Written problem 1 — Using the page text on Dodd-Frank, explain why the article considers it critical to correct Wall Street's short-termism. Answer in one to three sentences.
Written problem 2 — Go on with the article on finishing Dodd-Frank, starting right after its last sentence.

There are other areas where financial reformers should look next, but the more immediate task is making sure Dodd-Frank is fully implemented. In several critical ways, the law remains an unfinished piece of work.

Here are three basic areas that need to be completed for Dodd-Frank to meet its original intent. They are drawn from two very helpful reports issued on Tuesday by Public Citizen and Democrats on the House Financial Services Committee.

Curbing Banker Pay

Excessive “short-termism” on Wall Street—the widespread compulsion to prioritize immediate financial windfalls over the longer-range health of the company and of broader financial markets—has widely been blamed for leading to the corporate culture that brought about the 2008 financial collapse. It’s critical to correct this, because technicians on Wall Street will always be able to design new financial instruments and methods to create profit, and without reforming that culture, regulators will likely stay a step behind those innovations.

Hillary Clinton and Bernie Sanders both have some intriguing ideas on how to temper short-termism, but one avenue already exists in the Dodd-Frank bill: section 956, which gave federal regulators broad ability to rein in executive pay on Wall Street if it sees “inappropriate risk.”

There is no question executive pay presents just that; by many indicators it’s already higher than pre-crash levels. Employees of the securities industry in New York City took home $28.5 billion in end-of-year payouts last year, which is more than they reaped during the pre-crash aughts.

Section 956 was supposed to be finalized nine months after Dodd-Frank became law, and we’re way beyond that now. Part of the problem is the way the rule was written: Five different agencies are responsible for implementing it. Senator Elizabeth Warren has singled out the Securities and Exchange Commission and its chair Mary Jo White as one of the main culprits. The SEC’s portion of the rule has been delayed once again until April 2016, which Warren says conflicts with promises White made during congressional testimony. “I cannot understand how and why this rule has been delayed for so long, and I am perplexed as to why you told me personally that the rule would be completed by the fall of 2015 when it appears that you were or should have been aware of additional delays,” Warren wrote in a recent letter to White.

The Volcker Rule

One of the bolder ideas in Dodd-Frank was to prohibit big banks from using federally backed consumer deposits to do risky gambling in speculative markets—a section known colloquially as the Volcker Rule (Section 619 in the legislation) for its chief proponent, former chairman of the Fed Paul Volcker.

There has been some good progress in actually getting the rule finalized, despite tooth-and-nail battles with the banking industry that seeks to preserve a major profit machine. But there’s some haziness in the law that regulators will have to watch—it bans banks from engaging in proprietary trading, which rapidly circulates securities, but does not ban more hedging investments nor market-making moves designed to protect clients. Those latter activities are theoretically fine and appropriate, but there’s already evidence that banks are simply reclassifying risky proprietary trades as simple hedges.

Records provided —
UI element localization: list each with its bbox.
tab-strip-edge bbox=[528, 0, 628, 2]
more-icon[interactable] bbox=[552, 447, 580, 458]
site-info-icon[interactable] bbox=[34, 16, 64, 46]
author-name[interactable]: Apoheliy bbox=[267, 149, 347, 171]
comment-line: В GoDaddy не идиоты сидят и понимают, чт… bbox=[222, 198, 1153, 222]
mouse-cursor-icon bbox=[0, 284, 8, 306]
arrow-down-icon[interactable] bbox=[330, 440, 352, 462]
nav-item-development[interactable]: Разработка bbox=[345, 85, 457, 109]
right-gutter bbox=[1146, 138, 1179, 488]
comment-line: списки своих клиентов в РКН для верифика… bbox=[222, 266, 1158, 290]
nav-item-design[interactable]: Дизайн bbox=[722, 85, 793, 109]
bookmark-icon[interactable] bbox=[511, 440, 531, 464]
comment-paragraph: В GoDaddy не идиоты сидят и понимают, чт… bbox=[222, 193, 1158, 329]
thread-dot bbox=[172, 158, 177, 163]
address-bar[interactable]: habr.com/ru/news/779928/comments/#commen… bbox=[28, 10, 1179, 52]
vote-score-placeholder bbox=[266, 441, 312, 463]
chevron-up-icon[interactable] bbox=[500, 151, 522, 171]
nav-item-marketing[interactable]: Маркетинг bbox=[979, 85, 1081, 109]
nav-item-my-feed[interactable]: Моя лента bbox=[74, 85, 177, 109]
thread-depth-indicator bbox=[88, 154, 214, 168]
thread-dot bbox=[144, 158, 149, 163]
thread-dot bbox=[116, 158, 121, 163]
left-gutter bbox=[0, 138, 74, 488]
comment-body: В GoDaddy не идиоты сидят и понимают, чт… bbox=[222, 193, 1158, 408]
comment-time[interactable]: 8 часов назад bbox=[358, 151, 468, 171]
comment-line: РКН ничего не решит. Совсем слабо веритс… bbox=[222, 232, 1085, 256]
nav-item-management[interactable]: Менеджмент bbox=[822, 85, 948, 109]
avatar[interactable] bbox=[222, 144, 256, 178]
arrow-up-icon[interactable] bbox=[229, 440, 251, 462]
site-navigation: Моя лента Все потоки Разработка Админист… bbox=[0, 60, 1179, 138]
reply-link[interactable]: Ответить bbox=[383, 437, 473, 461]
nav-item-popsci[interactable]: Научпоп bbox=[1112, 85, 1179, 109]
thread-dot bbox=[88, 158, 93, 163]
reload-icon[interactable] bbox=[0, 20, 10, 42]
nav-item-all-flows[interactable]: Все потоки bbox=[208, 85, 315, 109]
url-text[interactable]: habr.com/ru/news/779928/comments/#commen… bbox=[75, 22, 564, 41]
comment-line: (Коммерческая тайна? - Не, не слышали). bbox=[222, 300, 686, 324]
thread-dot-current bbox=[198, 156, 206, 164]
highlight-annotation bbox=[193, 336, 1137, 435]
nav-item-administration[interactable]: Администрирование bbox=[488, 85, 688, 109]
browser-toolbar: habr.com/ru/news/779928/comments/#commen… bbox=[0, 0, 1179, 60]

Response 1 — Technicians on Wall Street will always be able to design new financial instruments and methods to make a profit. Without reforming the culture that favors immediate windfalls, regulators will likely stay a step behind those innovations.

Response 2 —
Regulators are also giving banks a lot of time to separate or get rid of their hedge funds, which engage in risky investments as a regular course of business; the latest extension reaches into 2022. Volcker himself criticized the delay recently, noting “It is striking that the world’s leading investment bankers, noted for their cleverness and agility in advising clients on how to restructure companies and even industries however complicated, apparently can’t manage the orderly reorganization of their own activities in more than five years.”

In the meantime, the Volcker Rule will face significant challenges via international trade agreements and tribunals. It could be a target for negotiators of the looming TTIP deal with Europe, and Canada has also challenged the rule under existing trade structures.

Finishing Up ‘Living Wills’

A central criticism of Dodd-Frank is that it didn’t end too-big-to-fail financial institutions, which not only exist today but are, in many cases, much larger than they were before the crash. This is already playing out in the Democratic presidential primary, with Bernie Sanders and Martin O’Malley calling for the institutions to be broken up and trying to pressure Hillary Clinton to agree.
But Dodd-Frank did implement several useful tools for at least making sure that, when a big bank or financial institution does go under again, there is a much more orderly process for dismantling it. Big Wall Street firms are supposed to draw up “living wills” detailing how their company can be unwound in the event of catastrophe. They’ve only submitted first drafts so far, but the FDIC declared they are uniformly “not credible and do not facilitate an orderly resolution under the U.S. Bankruptcy Code.” JPMorgan Chase’s plan is 20,000 pages long, and interpreting it in real time during a crisis would be akin to reading a textbook on flammability as a fire rages.